▶ [Written exercise] Locate the word "Store" in the entries below, then gather every line that holds it.

[Begin]

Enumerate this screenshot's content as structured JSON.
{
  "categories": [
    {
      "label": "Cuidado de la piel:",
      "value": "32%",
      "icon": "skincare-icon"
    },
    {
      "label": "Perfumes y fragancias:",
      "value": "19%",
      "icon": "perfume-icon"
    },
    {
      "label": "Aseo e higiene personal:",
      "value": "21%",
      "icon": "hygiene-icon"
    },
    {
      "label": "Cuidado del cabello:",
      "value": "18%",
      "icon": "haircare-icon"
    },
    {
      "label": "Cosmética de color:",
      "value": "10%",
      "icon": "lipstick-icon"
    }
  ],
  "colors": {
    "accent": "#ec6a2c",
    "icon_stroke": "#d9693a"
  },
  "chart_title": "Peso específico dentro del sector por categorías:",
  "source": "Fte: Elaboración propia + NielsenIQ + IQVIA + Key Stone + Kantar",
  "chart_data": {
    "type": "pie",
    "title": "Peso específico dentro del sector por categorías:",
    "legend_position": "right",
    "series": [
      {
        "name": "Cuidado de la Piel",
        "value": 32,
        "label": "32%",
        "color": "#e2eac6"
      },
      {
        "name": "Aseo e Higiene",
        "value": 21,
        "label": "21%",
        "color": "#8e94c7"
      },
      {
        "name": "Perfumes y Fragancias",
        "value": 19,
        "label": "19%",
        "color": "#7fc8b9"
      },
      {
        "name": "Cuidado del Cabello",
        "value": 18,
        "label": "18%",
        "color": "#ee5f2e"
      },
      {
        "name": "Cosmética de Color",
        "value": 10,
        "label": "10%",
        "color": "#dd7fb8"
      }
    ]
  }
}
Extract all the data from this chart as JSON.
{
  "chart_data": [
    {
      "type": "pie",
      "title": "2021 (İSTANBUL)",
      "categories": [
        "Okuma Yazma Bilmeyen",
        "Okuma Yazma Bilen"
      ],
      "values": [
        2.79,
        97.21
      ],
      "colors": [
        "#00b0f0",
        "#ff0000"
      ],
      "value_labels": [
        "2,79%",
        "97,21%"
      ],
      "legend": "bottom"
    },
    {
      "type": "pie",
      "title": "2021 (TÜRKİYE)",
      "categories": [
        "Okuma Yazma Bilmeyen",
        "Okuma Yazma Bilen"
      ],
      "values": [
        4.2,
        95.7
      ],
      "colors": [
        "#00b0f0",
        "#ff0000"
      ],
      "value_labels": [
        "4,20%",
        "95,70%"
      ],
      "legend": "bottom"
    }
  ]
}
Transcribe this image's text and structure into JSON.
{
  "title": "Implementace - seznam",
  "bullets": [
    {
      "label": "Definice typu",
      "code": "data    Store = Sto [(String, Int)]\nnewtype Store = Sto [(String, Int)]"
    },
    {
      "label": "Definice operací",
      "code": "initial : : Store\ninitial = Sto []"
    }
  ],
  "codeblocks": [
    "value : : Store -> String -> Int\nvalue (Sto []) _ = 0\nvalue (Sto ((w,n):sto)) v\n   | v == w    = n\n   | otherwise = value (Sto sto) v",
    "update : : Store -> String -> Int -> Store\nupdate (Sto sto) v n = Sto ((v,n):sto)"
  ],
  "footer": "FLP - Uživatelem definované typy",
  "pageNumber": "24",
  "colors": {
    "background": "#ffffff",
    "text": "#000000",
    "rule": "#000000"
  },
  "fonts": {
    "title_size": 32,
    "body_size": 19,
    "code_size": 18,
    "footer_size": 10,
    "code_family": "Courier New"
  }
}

[End]

▶ [Problem solution]
      "code": "data    Store = Sto [(String, Int)]\nnewtype Store = Sto [(String, Int)]"
      "code": "initial : : Store\ninitial = Sto []"
    "value : : Store -> String -> Int\nvalue (Sto []) _ = 0\nvalue (Sto ((w,n):sto)) v\n   | v == w    = n\n   | otherwise = value (Sto sto) v",
    "update : : Store -> String -> Int -> Store\nupdate (Sto sto) v n = Sto ((v,n):sto)"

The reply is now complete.